= TASK GOAL =
Copy all lines in which the word "this" can be found.

= SOURCE DATA =
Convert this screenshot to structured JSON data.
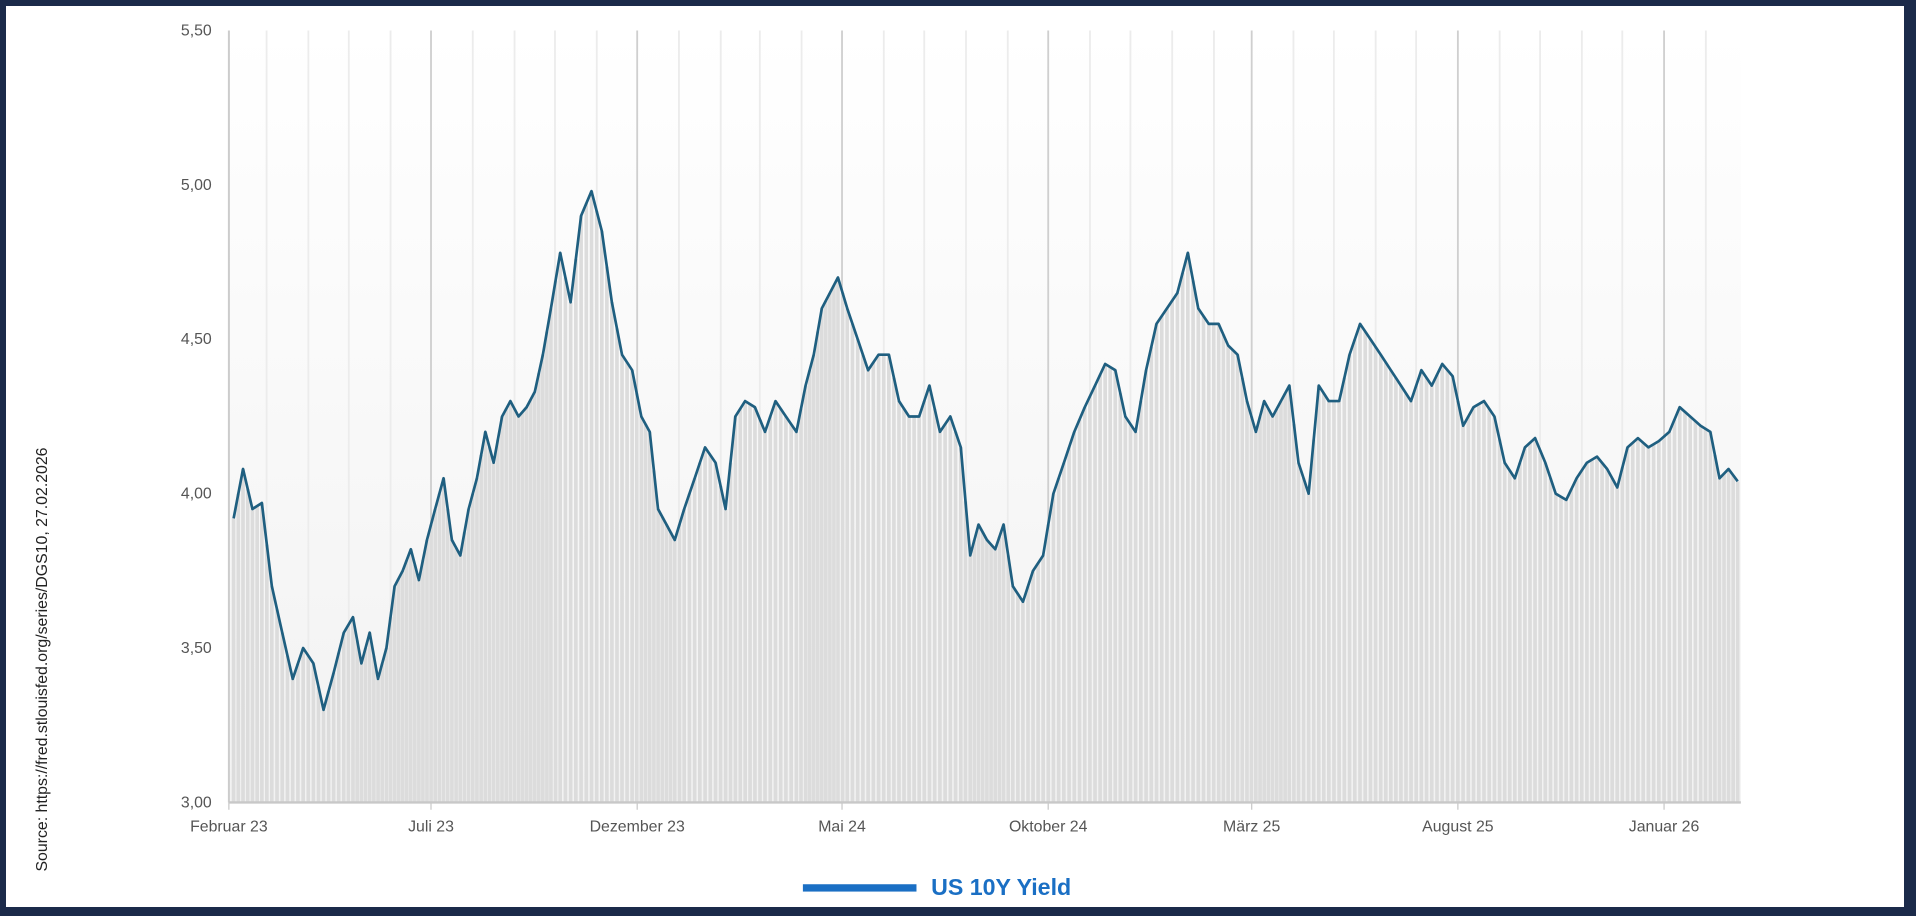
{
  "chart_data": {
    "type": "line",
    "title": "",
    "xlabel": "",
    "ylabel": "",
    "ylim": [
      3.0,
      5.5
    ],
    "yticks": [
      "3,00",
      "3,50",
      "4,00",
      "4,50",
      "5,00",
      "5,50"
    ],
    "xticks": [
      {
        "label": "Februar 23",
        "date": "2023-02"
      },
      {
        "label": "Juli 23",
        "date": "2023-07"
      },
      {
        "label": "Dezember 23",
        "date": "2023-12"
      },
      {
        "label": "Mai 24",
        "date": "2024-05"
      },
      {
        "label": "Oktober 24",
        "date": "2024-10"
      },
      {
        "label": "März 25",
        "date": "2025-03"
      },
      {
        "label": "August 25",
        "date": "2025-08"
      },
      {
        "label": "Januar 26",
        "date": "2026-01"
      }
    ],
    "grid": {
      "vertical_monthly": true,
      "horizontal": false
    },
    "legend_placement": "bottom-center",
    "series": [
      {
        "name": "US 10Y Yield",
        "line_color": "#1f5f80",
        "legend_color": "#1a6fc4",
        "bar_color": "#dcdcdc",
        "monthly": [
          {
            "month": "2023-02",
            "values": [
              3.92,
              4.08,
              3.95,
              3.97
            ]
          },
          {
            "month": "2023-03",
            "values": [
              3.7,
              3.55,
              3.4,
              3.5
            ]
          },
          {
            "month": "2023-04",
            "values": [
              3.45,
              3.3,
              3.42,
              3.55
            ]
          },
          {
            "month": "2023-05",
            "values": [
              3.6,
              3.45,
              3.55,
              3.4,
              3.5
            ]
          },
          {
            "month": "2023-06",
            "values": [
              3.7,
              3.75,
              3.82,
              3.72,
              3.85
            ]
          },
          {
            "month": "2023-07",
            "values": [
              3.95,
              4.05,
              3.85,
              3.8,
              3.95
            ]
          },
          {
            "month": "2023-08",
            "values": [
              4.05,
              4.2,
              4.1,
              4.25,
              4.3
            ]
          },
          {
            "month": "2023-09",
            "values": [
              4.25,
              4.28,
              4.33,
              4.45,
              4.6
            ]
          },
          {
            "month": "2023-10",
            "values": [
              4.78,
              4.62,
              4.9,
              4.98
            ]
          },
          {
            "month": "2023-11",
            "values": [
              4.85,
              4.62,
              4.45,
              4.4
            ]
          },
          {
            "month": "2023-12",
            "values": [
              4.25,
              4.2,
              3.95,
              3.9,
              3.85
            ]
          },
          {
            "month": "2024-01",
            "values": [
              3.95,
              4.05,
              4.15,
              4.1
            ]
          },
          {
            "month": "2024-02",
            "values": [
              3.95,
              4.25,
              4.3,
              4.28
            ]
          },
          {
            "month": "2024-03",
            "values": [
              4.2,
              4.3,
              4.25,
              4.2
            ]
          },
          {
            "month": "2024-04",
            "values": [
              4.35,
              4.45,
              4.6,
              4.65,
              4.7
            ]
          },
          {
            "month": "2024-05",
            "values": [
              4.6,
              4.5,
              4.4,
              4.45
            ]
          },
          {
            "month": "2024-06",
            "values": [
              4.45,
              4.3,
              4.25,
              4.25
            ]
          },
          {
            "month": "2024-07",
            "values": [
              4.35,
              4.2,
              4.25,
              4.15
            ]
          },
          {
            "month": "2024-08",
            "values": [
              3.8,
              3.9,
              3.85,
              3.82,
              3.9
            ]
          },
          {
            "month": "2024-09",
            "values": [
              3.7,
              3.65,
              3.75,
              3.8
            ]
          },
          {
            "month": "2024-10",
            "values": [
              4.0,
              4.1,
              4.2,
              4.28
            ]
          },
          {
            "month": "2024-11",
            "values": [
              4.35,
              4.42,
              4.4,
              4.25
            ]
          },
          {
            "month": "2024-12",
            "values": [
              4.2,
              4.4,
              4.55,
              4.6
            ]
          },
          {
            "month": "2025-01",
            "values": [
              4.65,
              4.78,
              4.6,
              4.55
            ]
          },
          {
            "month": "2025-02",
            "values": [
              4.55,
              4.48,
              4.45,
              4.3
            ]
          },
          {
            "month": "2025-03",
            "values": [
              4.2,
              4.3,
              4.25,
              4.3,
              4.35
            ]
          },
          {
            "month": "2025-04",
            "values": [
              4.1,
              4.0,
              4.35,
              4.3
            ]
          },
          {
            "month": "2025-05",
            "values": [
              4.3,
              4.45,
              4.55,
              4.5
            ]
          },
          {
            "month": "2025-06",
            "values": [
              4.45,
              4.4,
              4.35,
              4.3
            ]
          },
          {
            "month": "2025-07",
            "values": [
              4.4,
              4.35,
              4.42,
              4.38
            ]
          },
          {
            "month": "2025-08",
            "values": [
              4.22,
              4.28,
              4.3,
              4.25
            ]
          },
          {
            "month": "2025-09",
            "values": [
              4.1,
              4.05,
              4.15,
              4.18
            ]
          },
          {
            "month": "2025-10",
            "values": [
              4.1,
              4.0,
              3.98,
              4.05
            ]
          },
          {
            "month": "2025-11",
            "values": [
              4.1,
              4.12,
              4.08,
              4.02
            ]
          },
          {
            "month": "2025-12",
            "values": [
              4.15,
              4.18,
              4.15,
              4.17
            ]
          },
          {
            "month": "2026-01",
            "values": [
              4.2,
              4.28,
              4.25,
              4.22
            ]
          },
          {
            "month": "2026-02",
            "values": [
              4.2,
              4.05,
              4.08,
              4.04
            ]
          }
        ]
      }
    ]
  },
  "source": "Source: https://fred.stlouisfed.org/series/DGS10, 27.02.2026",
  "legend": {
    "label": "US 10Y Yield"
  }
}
--
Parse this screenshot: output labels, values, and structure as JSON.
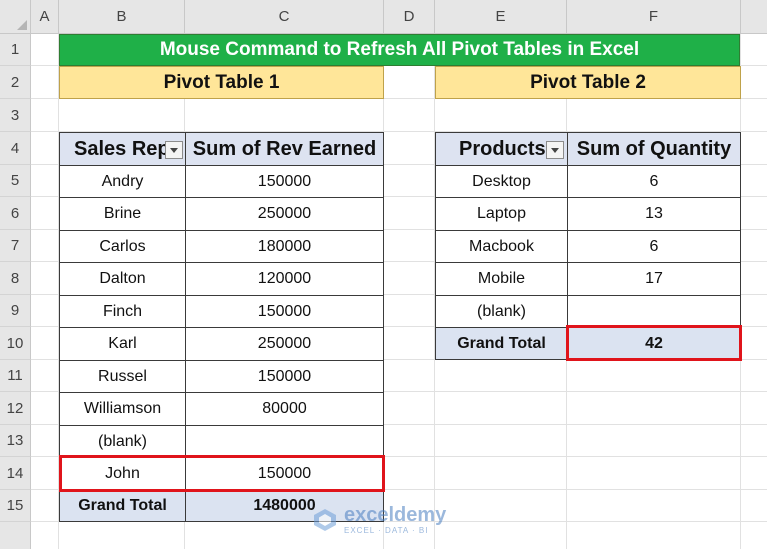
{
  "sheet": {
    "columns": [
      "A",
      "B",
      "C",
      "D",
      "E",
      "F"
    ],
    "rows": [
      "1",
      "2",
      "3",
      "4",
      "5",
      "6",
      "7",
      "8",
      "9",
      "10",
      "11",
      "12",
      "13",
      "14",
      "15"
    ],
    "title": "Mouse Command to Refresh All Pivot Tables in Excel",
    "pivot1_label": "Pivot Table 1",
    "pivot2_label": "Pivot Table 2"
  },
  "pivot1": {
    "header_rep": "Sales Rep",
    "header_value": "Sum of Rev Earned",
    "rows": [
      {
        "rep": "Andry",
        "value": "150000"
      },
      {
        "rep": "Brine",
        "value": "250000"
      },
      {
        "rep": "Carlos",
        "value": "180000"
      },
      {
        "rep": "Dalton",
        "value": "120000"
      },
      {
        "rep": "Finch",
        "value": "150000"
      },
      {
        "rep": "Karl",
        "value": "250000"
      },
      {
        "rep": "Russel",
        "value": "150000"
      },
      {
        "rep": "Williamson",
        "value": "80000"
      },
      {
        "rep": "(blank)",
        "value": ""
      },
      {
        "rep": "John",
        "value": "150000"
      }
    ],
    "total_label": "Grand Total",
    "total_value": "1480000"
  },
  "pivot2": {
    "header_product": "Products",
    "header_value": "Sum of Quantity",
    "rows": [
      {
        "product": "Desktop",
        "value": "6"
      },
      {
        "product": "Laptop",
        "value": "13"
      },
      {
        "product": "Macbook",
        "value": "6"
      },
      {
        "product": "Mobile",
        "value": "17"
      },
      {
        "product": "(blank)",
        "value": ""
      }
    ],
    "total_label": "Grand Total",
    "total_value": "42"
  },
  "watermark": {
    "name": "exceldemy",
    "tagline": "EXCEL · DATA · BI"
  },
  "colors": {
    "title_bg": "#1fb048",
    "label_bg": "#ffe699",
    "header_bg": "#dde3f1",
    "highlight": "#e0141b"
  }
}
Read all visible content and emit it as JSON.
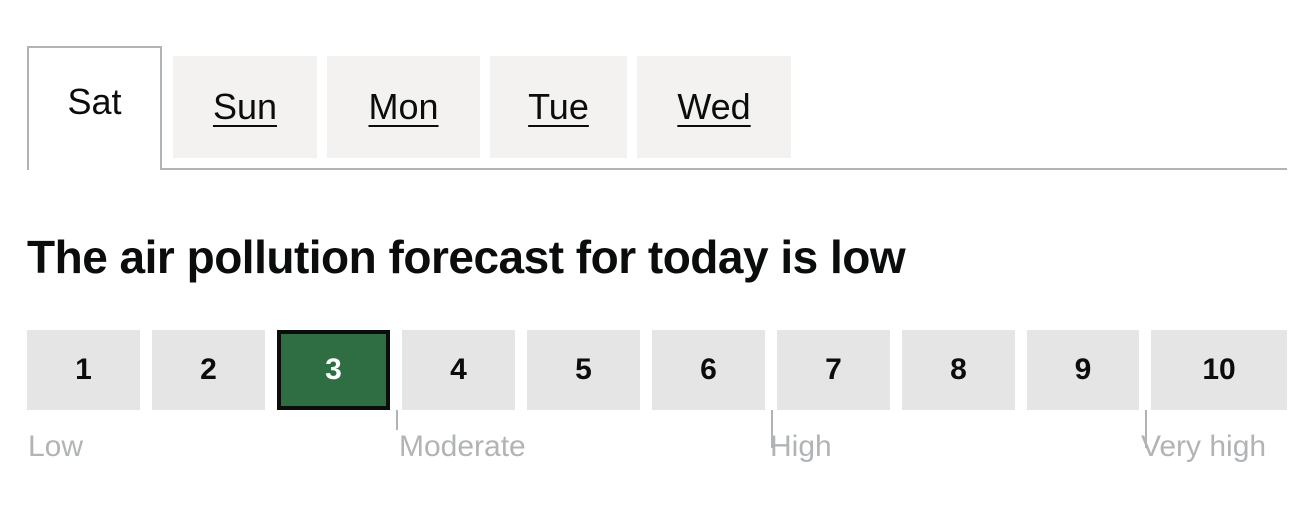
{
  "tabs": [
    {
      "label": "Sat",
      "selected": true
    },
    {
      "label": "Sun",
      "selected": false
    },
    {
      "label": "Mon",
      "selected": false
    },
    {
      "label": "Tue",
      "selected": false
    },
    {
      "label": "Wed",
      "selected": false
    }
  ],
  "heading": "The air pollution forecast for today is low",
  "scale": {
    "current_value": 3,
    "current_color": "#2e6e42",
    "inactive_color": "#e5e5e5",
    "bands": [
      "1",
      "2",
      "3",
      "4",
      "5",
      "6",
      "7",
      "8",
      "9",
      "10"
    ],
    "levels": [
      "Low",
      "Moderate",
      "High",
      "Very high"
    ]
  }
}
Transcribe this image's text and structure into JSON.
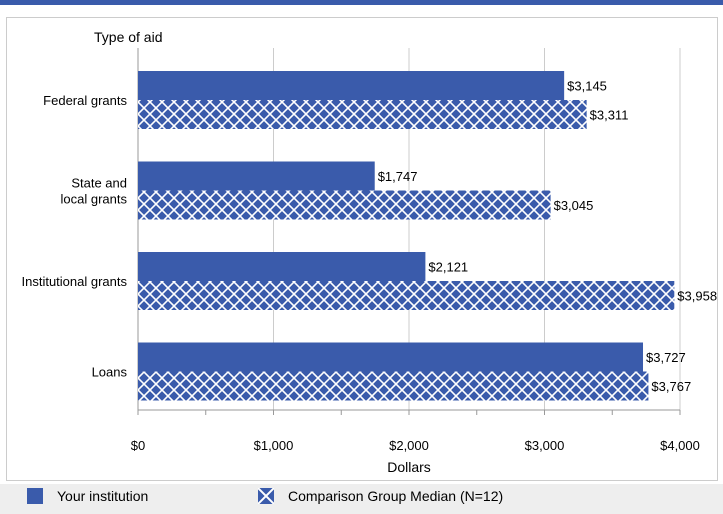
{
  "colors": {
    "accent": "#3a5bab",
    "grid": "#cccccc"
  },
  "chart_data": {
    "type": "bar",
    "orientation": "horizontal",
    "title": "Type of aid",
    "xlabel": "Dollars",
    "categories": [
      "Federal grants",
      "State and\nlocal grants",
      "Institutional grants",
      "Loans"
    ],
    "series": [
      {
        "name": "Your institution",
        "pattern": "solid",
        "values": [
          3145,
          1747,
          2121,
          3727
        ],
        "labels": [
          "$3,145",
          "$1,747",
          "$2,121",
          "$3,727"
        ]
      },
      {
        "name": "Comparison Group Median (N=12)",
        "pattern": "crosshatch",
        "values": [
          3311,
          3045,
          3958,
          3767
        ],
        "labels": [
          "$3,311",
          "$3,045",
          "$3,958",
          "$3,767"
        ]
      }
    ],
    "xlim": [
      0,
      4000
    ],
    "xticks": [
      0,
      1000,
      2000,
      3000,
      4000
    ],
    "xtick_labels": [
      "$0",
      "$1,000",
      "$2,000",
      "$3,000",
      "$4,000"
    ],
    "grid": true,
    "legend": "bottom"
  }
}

= ANSWER TO THE EXERCISE =
Convert this screenshot to structured JSON data.
Parse this screenshot: output labels, values, and structure as JSON.
Transcribe this image's text and structure into JSON.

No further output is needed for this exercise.